[Records]
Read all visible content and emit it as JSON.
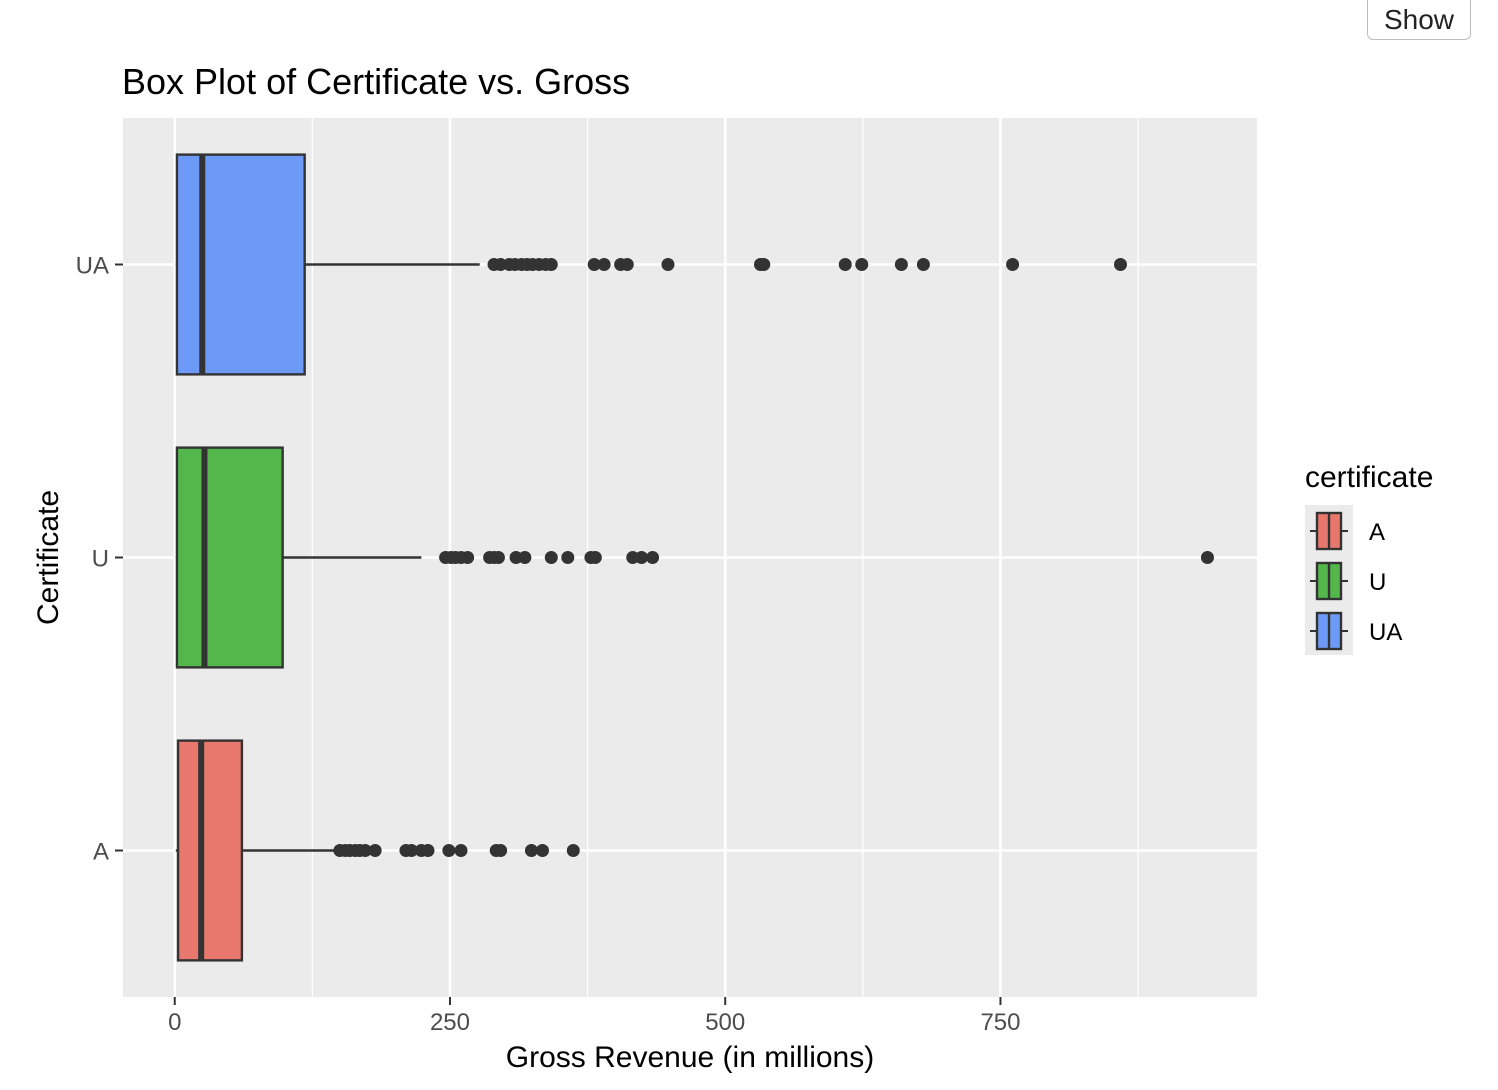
{
  "toolbar": {
    "show_label": "Show"
  },
  "chart_data": {
    "type": "boxplot",
    "orientation": "horizontal",
    "title": "Box Plot of Certificate vs. Gross",
    "xlabel": "Gross Revenue (in millions)",
    "ylabel": "Certificate",
    "xlim": [
      -47,
      983
    ],
    "x_ticks": [
      0,
      250,
      500,
      750
    ],
    "x_minor_ticks": [
      125,
      375,
      625,
      875
    ],
    "categories": [
      "A",
      "U",
      "UA"
    ],
    "grid": true,
    "colors": {
      "A": "#E8786E",
      "U": "#53B74C",
      "UA": "#6D9AF6",
      "panel_background": "#EBEBEB",
      "grid": "#FFFFFF",
      "outline": "#333333"
    },
    "legend": {
      "title": "certificate",
      "position": "right",
      "entries": [
        "A",
        "U",
        "UA"
      ]
    },
    "series": [
      {
        "category": "UA",
        "whisker_low": 1,
        "q1": 2,
        "median": 25,
        "q3": 118,
        "whisker_high": 277,
        "outliers": [
          290,
          296,
          304,
          309,
          315,
          320,
          325,
          331,
          337,
          342,
          381,
          390,
          405,
          411,
          448,
          532,
          535,
          609,
          624,
          660,
          680,
          761,
          859
        ]
      },
      {
        "category": "U",
        "whisker_low": 1,
        "q1": 2,
        "median": 27,
        "q3": 98,
        "whisker_high": 224,
        "outliers": [
          246,
          251,
          255,
          260,
          266,
          286,
          290,
          294,
          310,
          318,
          342,
          357,
          378,
          382,
          416,
          424,
          434,
          938
        ]
      },
      {
        "category": "A",
        "whisker_low": 1,
        "q1": 3,
        "median": 24,
        "q3": 61,
        "whisker_high": 148,
        "outliers": [
          150,
          155,
          159,
          164,
          168,
          173,
          182,
          210,
          215,
          224,
          230,
          249,
          260,
          292,
          296,
          324,
          334,
          362
        ]
      }
    ]
  }
}
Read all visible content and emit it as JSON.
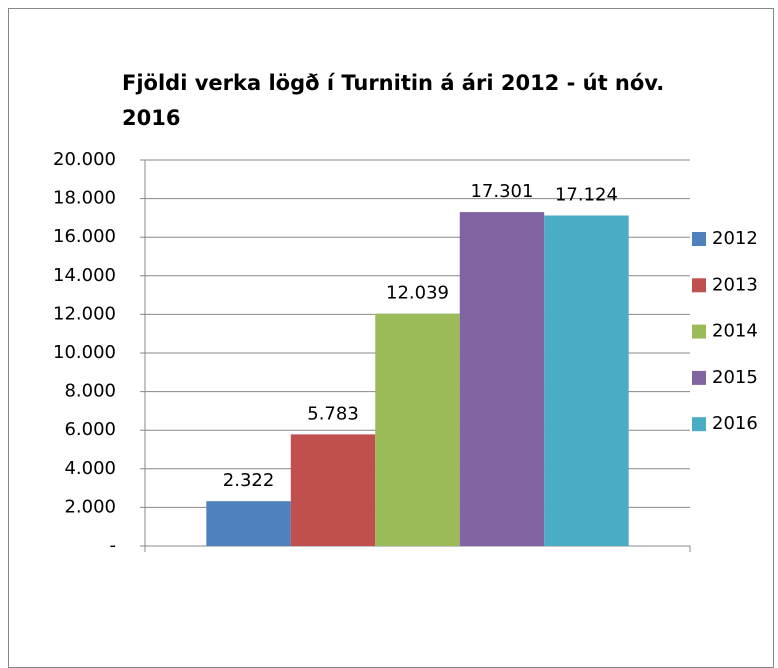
{
  "chart_data": {
    "type": "bar",
    "title": "Fjöldi verka lögð í Turnitin á ári 2012 - út nóv. 2016",
    "categories": [
      null
    ],
    "series": [
      {
        "name": "2012",
        "color": "#4f81bd",
        "values": [
          2322
        ],
        "value_labels": [
          "2.322"
        ]
      },
      {
        "name": "2013",
        "color": "#c0504d",
        "values": [
          5783
        ],
        "value_labels": [
          "5.783"
        ]
      },
      {
        "name": "2014",
        "color": "#9bbb59",
        "values": [
          12039
        ],
        "value_labels": [
          "12.039"
        ]
      },
      {
        "name": "2015",
        "color": "#8064a2",
        "values": [
          17301
        ],
        "value_labels": [
          "17.301"
        ]
      },
      {
        "name": "2016",
        "color": "#4bacc6",
        "values": [
          17124
        ],
        "value_labels": [
          "17.124"
        ]
      }
    ],
    "ylim": [
      0,
      20000
    ],
    "yticks": [
      {
        "value": 0,
        "label": "-"
      },
      {
        "value": 2000,
        "label": "2.000"
      },
      {
        "value": 4000,
        "label": "4.000"
      },
      {
        "value": 6000,
        "label": "6.000"
      },
      {
        "value": 8000,
        "label": "8.000"
      },
      {
        "value": 10000,
        "label": "10.000"
      },
      {
        "value": 12000,
        "label": "12.000"
      },
      {
        "value": 14000,
        "label": "14.000"
      },
      {
        "value": 16000,
        "label": "16.000"
      },
      {
        "value": 18000,
        "label": "18.000"
      },
      {
        "value": 20000,
        "label": "20.000"
      }
    ],
    "grid": true,
    "legend": "right"
  }
}
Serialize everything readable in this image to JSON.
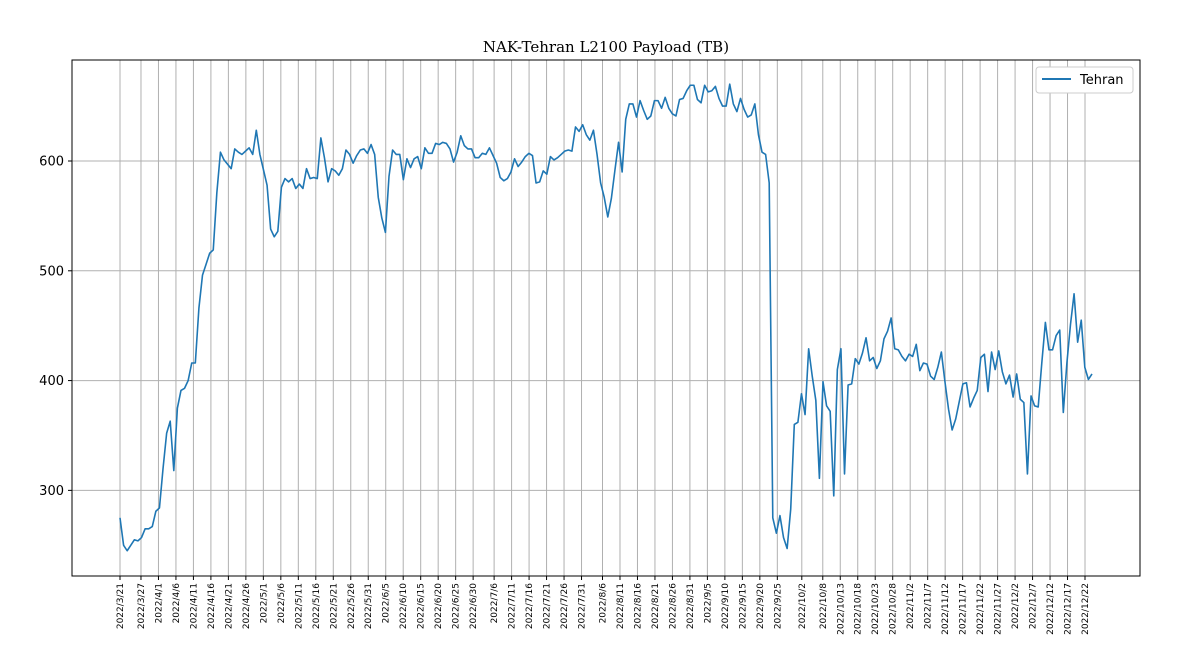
{
  "chart_data": {
    "type": "line",
    "title": "NAK-Tehran L2100 Payload (TB)",
    "xlabel": "",
    "ylabel": "",
    "ylim": [
      222,
      692
    ],
    "yticks": [
      300,
      400,
      500,
      600
    ],
    "grid": true,
    "legend_position": "top-right",
    "x_start": "2022/3/21",
    "x_end": "2022/12/24",
    "tick_labels": [
      "2022/3/21",
      "2022/3/27",
      "2022/4/1",
      "2022/4/6",
      "2022/4/11",
      "2022/4/16",
      "2022/4/21",
      "2022/4/26",
      "2022/5/1",
      "2022/5/6",
      "2022/5/11",
      "2022/5/16",
      "2022/5/21",
      "2022/5/26",
      "2022/5/31",
      "2022/6/5",
      "2022/6/10",
      "2022/6/15",
      "2022/6/20",
      "2022/6/25",
      "2022/6/30",
      "2022/7/6",
      "2022/7/11",
      "2022/7/16",
      "2022/7/21",
      "2022/7/26",
      "2022/7/31",
      "2022/8/6",
      "2022/8/11",
      "2022/8/16",
      "2022/8/21",
      "2022/8/26",
      "2022/8/31",
      "2022/9/5",
      "2022/9/10",
      "2022/9/15",
      "2022/9/20",
      "2022/9/25",
      "2022/10/2",
      "2022/10/8",
      "2022/10/13",
      "2022/10/18",
      "2022/10/23",
      "2022/10/28",
      "2022/11/2",
      "2022/11/7",
      "2022/11/12",
      "2022/11/17",
      "2022/11/22",
      "2022/11/27",
      "2022/12/2",
      "2022/12/7",
      "2022/12/12",
      "2022/12/17",
      "2022/12/22"
    ],
    "series": [
      {
        "name": "Tehran",
        "color": "#1f77b4",
        "values": [
          275,
          250,
          245,
          250,
          255,
          254,
          257,
          265,
          265,
          267,
          281,
          284,
          320,
          352,
          363,
          318,
          375,
          391,
          393,
          400,
          416,
          416,
          466,
          496,
          506,
          516,
          519,
          571,
          608,
          601,
          597,
          593,
          611,
          608,
          606,
          609,
          612,
          606,
          628,
          606,
          592,
          578,
          538,
          531,
          536,
          576,
          584,
          581,
          584,
          575,
          579,
          575,
          593,
          584,
          585,
          584,
          621,
          603,
          581,
          593,
          591,
          587,
          593,
          610,
          606,
          598,
          605,
          610,
          611,
          607,
          615,
          606,
          567,
          548,
          535,
          586,
          610,
          606,
          606,
          583,
          602,
          594,
          602,
          604,
          593,
          612,
          607,
          607,
          616,
          615,
          617,
          616,
          611,
          599,
          608,
          623,
          614,
          611,
          611,
          603,
          603,
          607,
          606,
          612,
          605,
          598,
          585,
          582,
          584,
          590,
          602,
          595,
          599,
          604,
          607,
          605,
          580,
          581,
          591,
          588,
          604,
          601,
          603,
          606,
          609,
          610,
          609,
          631,
          627,
          633,
          624,
          619,
          628,
          606,
          580,
          567,
          549,
          566,
          592,
          617,
          590,
          638,
          652,
          652,
          640,
          655,
          646,
          638,
          641,
          655,
          655,
          648,
          658,
          648,
          643,
          641,
          656,
          657,
          664,
          669,
          669,
          656,
          653,
          669,
          663,
          664,
          668,
          657,
          650,
          650,
          670,
          652,
          645,
          657,
          647,
          640,
          642,
          652,
          624,
          608,
          606,
          580,
          275,
          261,
          277,
          257,
          247,
          283,
          360,
          362,
          388,
          369,
          429,
          404,
          382,
          311,
          399,
          377,
          372,
          295,
          410,
          429,
          315,
          396,
          397,
          420,
          415,
          425,
          439,
          418,
          421,
          411,
          418,
          438,
          445,
          457,
          429,
          428,
          422,
          418,
          424,
          422,
          433,
          409,
          416,
          415,
          404,
          401,
          412,
          426,
          399,
          374,
          355,
          365,
          381,
          397,
          398,
          376,
          384,
          391,
          421,
          424,
          390,
          426,
          410,
          427,
          408,
          397,
          405,
          385,
          406,
          383,
          380,
          315,
          386,
          377,
          376,
          416,
          453,
          428,
          428,
          441,
          446,
          371,
          416,
          451,
          479,
          435,
          455,
          412,
          401,
          406
        ]
      }
    ]
  }
}
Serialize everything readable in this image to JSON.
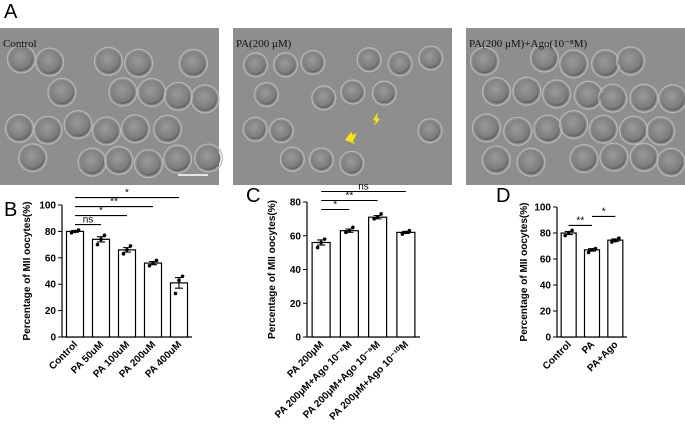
{
  "figure": {
    "panels": [
      "A",
      "B",
      "C",
      "D"
    ],
    "photos": [
      "Control",
      "PA(200 μM)",
      "PA(200 μM)+Ago(10⁻⁸M)"
    ]
  },
  "chart_data": [
    {
      "type": "bar",
      "ylabel": "Percentage of MII oocytes(%)",
      "categories": [
        "Control",
        "PA 50uM",
        "PA 100uM",
        "PA 200uM",
        "PA 400uM"
      ],
      "values": [
        80,
        74,
        66,
        56,
        41
      ],
      "errors": [
        0.6,
        2,
        1.7,
        1.2,
        4
      ],
      "points": [
        [
          79,
          80,
          81
        ],
        [
          70,
          74,
          77
        ],
        [
          63,
          66,
          69
        ],
        [
          54,
          56,
          58
        ],
        [
          33,
          43,
          46
        ]
      ],
      "ylim": [
        0,
        100
      ],
      "yticks": [
        0,
        20,
        40,
        60,
        80,
        100
      ],
      "color": "#ffffff",
      "significance": [
        {
          "label": "ns",
          "between": [
            0,
            1
          ]
        },
        {
          "label": "*",
          "between": [
            0,
            2
          ]
        },
        {
          "label": "**",
          "between": [
            0,
            3
          ]
        },
        {
          "label": "*",
          "between": [
            0,
            4
          ]
        }
      ]
    },
    {
      "type": "bar",
      "ylabel": "Percentage of MII oocytes(%)",
      "categories": [
        "PA 200μM",
        "PA 200μM+Ago 10⁻⁶M",
        "PA 200μM+Ago 10⁻⁸M",
        "PA 200μM+Ago 10⁻¹⁰M"
      ],
      "values": [
        56,
        63,
        71,
        62
      ],
      "errors": [
        1.5,
        1,
        1,
        0.6
      ],
      "points": [
        [
          53,
          56,
          58
        ],
        [
          62,
          63,
          65
        ],
        [
          70,
          71,
          73
        ],
        [
          61,
          62,
          63
        ]
      ],
      "ylim": [
        0,
        80
      ],
      "yticks": [
        0,
        20,
        40,
        60,
        80
      ],
      "color": "#ffffff",
      "significance": [
        {
          "label": "*",
          "between": [
            0,
            1
          ]
        },
        {
          "label": "**",
          "between": [
            0,
            2
          ]
        },
        {
          "label": "ns",
          "between": [
            0,
            3
          ]
        }
      ]
    },
    {
      "type": "bar",
      "ylabel": "Percentage of MII oocytes(%)",
      "categories": [
        "Control",
        "PA",
        "PA+Ago"
      ],
      "values": [
        80,
        67,
        74.5
      ],
      "errors": [
        1.2,
        0.9,
        0.9
      ],
      "points": [
        [
          78,
          80,
          82
        ],
        [
          65,
          67,
          68
        ],
        [
          73,
          74,
          76
        ]
      ],
      "ylim": [
        0,
        100
      ],
      "yticks": [
        0,
        20,
        40,
        60,
        80,
        100
      ],
      "color": "#ffffff",
      "significance": [
        {
          "label": "**",
          "between": [
            0,
            1
          ]
        },
        {
          "label": "*",
          "between": [
            1,
            2
          ]
        }
      ]
    }
  ]
}
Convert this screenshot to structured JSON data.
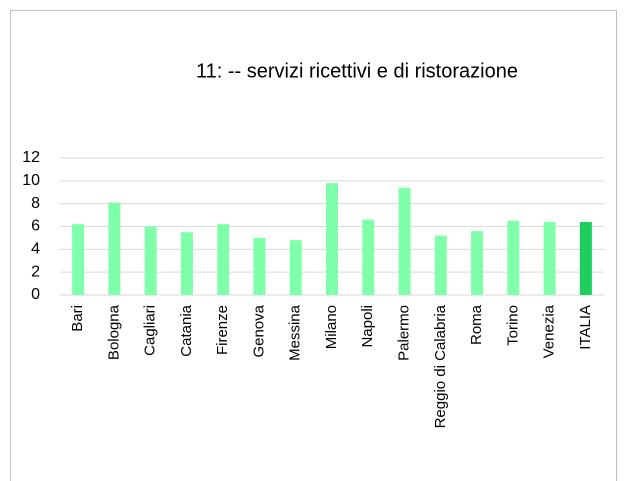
{
  "chart_data": {
    "type": "bar",
    "title": "11: -- servizi ricettivi e di ristorazione",
    "categories": [
      "Bari",
      "Bologna",
      "Cagliari",
      "Catania",
      "Firenze",
      "Genova",
      "Messina",
      "Milano",
      "Napoli",
      "Palermo",
      "Reggio di Calabria",
      "Roma",
      "Torino",
      "Venezia",
      "ITALIA"
    ],
    "values": [
      6.2,
      8.1,
      6.0,
      5.5,
      6.2,
      5.0,
      4.8,
      9.8,
      6.6,
      9.4,
      5.2,
      5.6,
      6.5,
      6.4,
      6.4
    ],
    "colors": [
      "#80ffaa",
      "#80ffaa",
      "#80ffaa",
      "#80ffaa",
      "#80ffaa",
      "#80ffaa",
      "#80ffaa",
      "#80ffaa",
      "#80ffaa",
      "#80ffaa",
      "#80ffaa",
      "#80ffaa",
      "#80ffaa",
      "#80ffaa",
      "#1ecf5e"
    ],
    "ylim": [
      0,
      12
    ],
    "yticks": [
      0,
      2,
      4,
      6,
      8,
      10,
      12
    ],
    "grid": true
  }
}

_REQUIREMENTS_: From the entries above, return each line with the word "name" in it.

_EXERCISE SOLUTION_:
        "name": "2012",
        "name": "2013",
        "name": "2014",
        "name": "2015",
        "name": "2016",
        "name": "Tehran",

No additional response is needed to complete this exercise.